● **EXERCISE**:
Repeat the records word for word, excluding any picture.

--- BEGIN AVAILABLE RECORDS ---

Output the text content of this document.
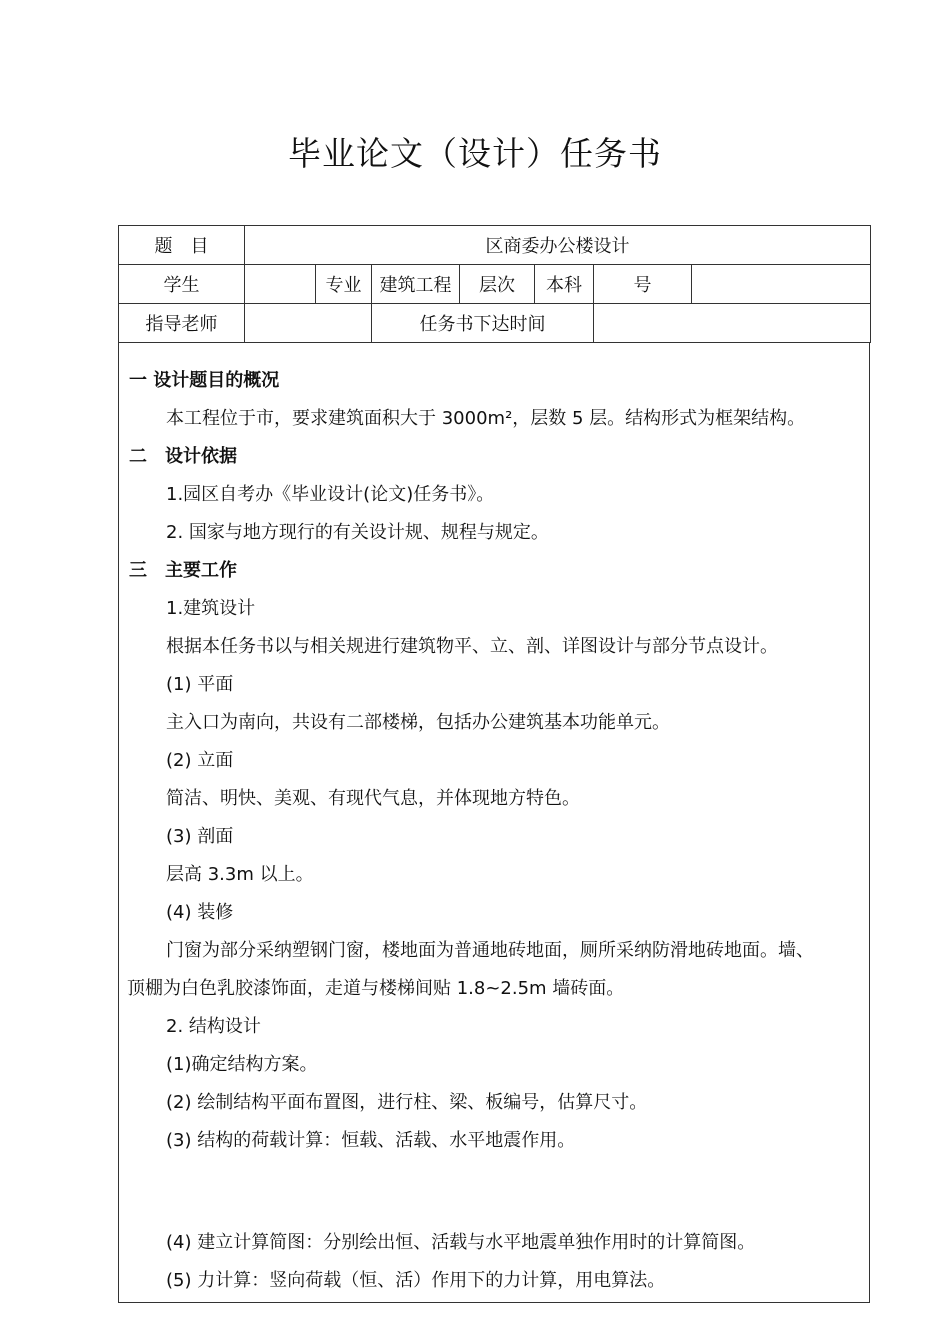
毕业论文（设计）任务书
题　目	区商委办公楼设计						
学生		专业	建筑工程	层次	本科	号	
指导老师			任务书下达时间				
一 设计题目的概况
本工程位于市，要求建筑面积大于 3000m²，层数 5 层。结构形式为框架结构。
二　设计依据
1.园区自考办《毕业设计(论文)任务书》。
2. 国家与地方现行的有关设计规、规程与规定。
三　主要工作
1.建筑设计
根据本任务书以与相关规进行建筑物平、立、剖、详图设计与部分节点设计。
(1) 平面
主入口为南向，共设有二部楼梯，包括办公建筑基本功能单元。
(2) 立面
简洁、明快、美观、有现代气息，并体现地方特色。
(3) 剖面
层高 3.3m 以上。
(4) 装修
门窗为部分采纳塑钢门窗，楼地面为普通地砖地面，厕所采纳防滑地砖地面。墙、
顶棚为白色乳胶漆饰面，走道与楼梯间贴 1.8~2.5m 墙砖面。
2. 结构设计
(1)确定结构方案。
(2) 绘制结构平面布置图，进行柱、梁、板编号，估算尺寸。
(3) 结构的荷载计算：恒载、活载、水平地震作用。
(4) 建立计算简图：分别绘出恒、活载与水平地震单独作用时的计算简图。
(5) 力计算：竖向荷载（恒、活）作用下的力计算，用电算法。
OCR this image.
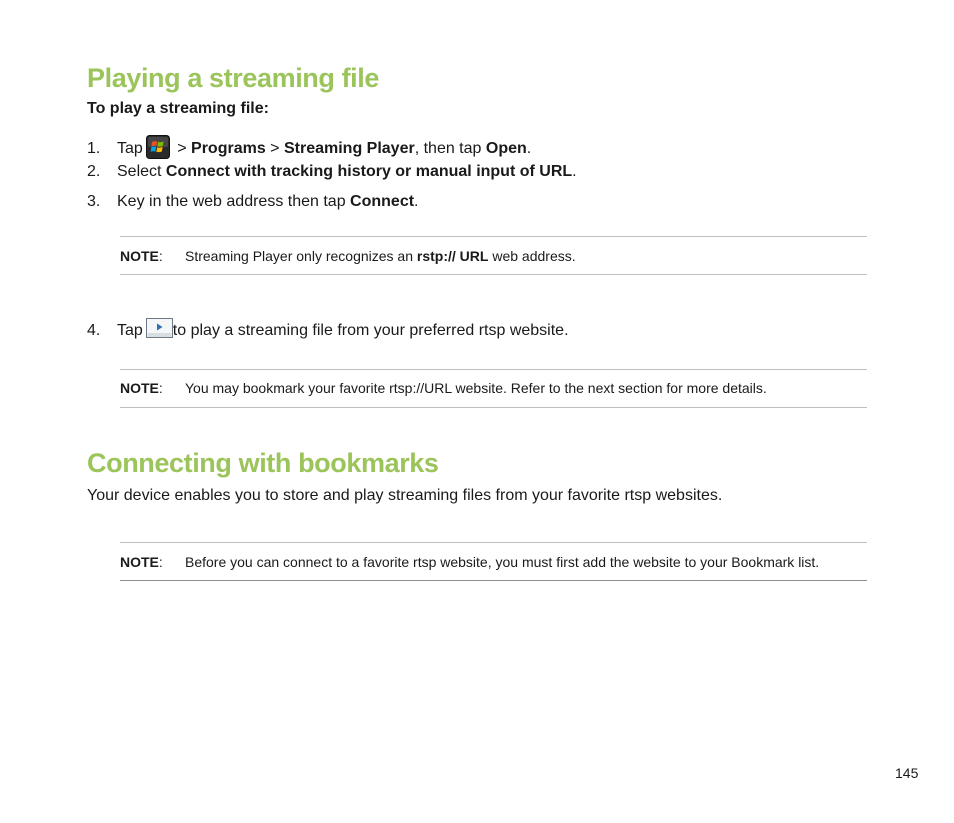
Playing a streaming file
To play a streaming file:
1. Tap > Programs > Streaming Player, then tap Open.
2. Select Connect with tracking history or manual input of URL.
3. Key in the web address then tap Connect.
NOTE: Streaming Player only recognizes an rstp:// URL web address.
4. Tap to play a streaming file from your preferred rtsp website.
NOTE: You may bookmark your favorite rtsp://URL website. Refer to the next section for more details.
Connecting with bookmarks
Your device enables you to store and play streaming files from your favorite rtsp websites.
NOTE: Before you can connect to a favorite rtsp website, you must first add the website to your Bookmark list.
145
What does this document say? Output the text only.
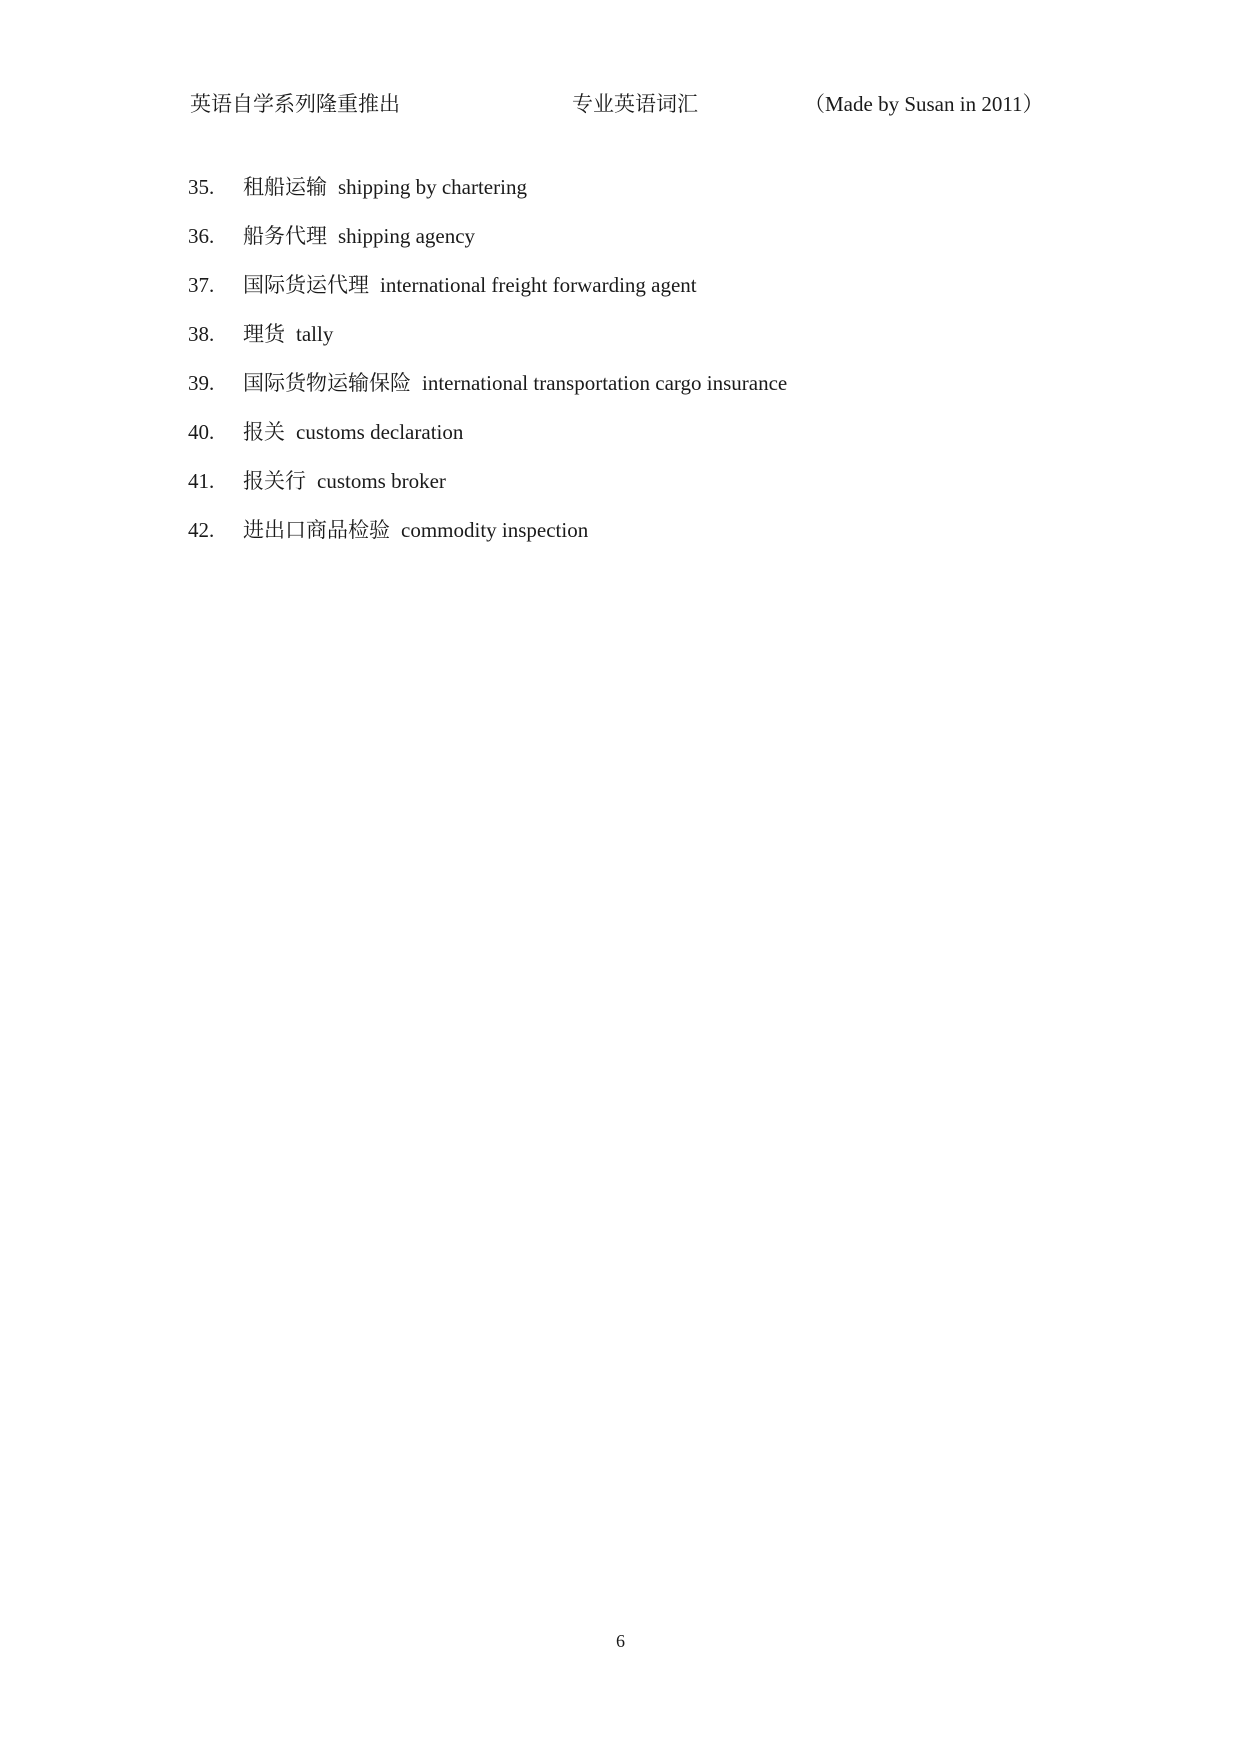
英语自学系列隆重推出	专业英语词汇	（Made by Susan in 2011）
35.	租船运输 shipping by chartering
36.	船务代理 shipping agency
37.	国际货运代理 international freight forwarding agent
38.	理货 tally
39.	国际货物运输保险 international transportation cargo insurance
40.	报关 customs declaration
41.	报关行 customs broker
42.	进出口商品检验 commodity inspection
6
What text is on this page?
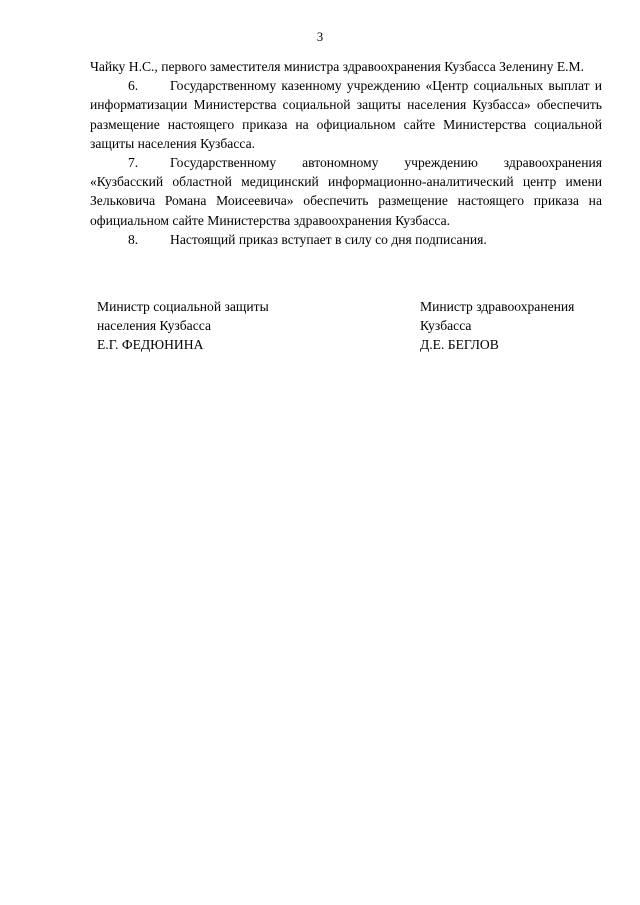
3

Чайку Н.С., первого заместителя министра здравоохранения Кузбасса Зеленину Е.М.

6. Государственному казенному учреждению «Центр социальных выплат и информатизации Министерства социальной защиты населения Кузбасса» обеспечить размещение настоящего приказа на официальном сайте Министерства социальной защиты населения Кузбасса.

7. Государственному автономному учреждению здравоохранения «Кузбасский областной медицинский информационно-аналитический центр имени Зельковича Романа Моисеевича» обеспечить размещение настоящего приказа на официальном сайте Министерства здравоохранения Кузбасса.

8. Настоящий приказ вступает в силу со дня подписания.

Министр социальной защиты
населения Кузбасса
Е.Г. ФЕДЮНИНА
Министр здравоохранения
Кузбасса
Д.Е. БЕГЛОВ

--- END AVAILABLE RECORDS ---

● **ANSWER**:
Output the text content of this document.
毕业论文（设计）任务书
题　目	区商委办公楼设计						
学生		专业	建筑工程	层次	本科	号	
指导老师			任务书下达时间				
一 设计题目的概况
本工程位于市，要求建筑面积大于 3000m²，层数 5 层。结构形式为框架结构。
二　设计依据
1.园区自考办《毕业设计(论文)任务书》。
2. 国家与地方现行的有关设计规、规程与规定。
三　主要工作
1.建筑设计
根据本任务书以与相关规进行建筑物平、立、剖、详图设计与部分节点设计。
(1) 平面
主入口为南向，共设有二部楼梯，包括办公建筑基本功能单元。
(2) 立面
简洁、明快、美观、有现代气息，并体现地方特色。
(3) 剖面
层高 3.3m 以上。
(4) 装修
门窗为部分采纳塑钢门窗，楼地面为普通地砖地面，厕所采纳防滑地砖地面。墙、
顶棚为白色乳胶漆饰面，走道与楼梯间贴 1.8~2.5m 墙砖面。
2. 结构设计
(1)确定结构方案。
(2) 绘制结构平面布置图，进行柱、梁、板编号，估算尺寸。
(3) 结构的荷载计算：恒载、活载、水平地震作用。
(4) 建立计算简图：分别绘出恒、活载与水平地震单独作用时的计算简图。
(5) 力计算：竖向荷载（恒、活）作用下的力计算，用电算法。
OCR this image.
Playing a streaming file
To play a streaming file:
1. Tap > Programs > Streaming Player, then tap Open.
2. Select Connect with tracking history or manual input of URL.
3. Key in the web address then tap Connect.
NOTE: Streaming Player only recognizes an rstp:// URL web address.
4. Tap to play a streaming file from your preferred rtsp website.
NOTE: You may bookmark your favorite rtsp://URL website. Refer to the next section for more details.
Connecting with bookmarks
Your device enables you to store and play streaming files from your favorite rtsp websites.
NOTE: Before you can connect to a favorite rtsp website, you must first add the website to your Bookmark list.
145
What does this document say? Output the text only.
英语自学系列隆重推出	专业英语词汇	（Made by Susan in 2011）
35.	租船运输 shipping by chartering
36.	船务代理 shipping agency
37.	国际货运代理 international freight forwarding agent
38.	理货 tally
39.	国际货物运输保险 international transportation cargo insurance
40.	报关 customs declaration
41.	报关行 customs broker
42.	进出口商品检验 commodity inspection
6
What text is on this page?
3

Чайку Н.С., первого заместителя министра здравоохранения Кузбасса Зеленину Е.М.

6. Государственному казенному учреждению «Центр социальных выплат и информатизации Министерства социальной защиты населения Кузбасса» обеспечить размещение настоящего приказа на официальном сайте Министерства социальной защиты населения Кузбасса.

7. Государственному автономному учреждению здравоохранения «Кузбасский областной медицинский информационно-аналитический центр имени Зельковича Романа Моисеевича» обеспечить размещение настоящего приказа на официальном сайте Министерства здравоохранения Кузбасса.

8. Настоящий приказ вступает в силу со дня подписания.

Министр социальной защиты
населения Кузбасса
Е.Г. ФЕДЮНИНА
Министр здравоохранения
Кузбасса
Д.Е. БЕГЛОВ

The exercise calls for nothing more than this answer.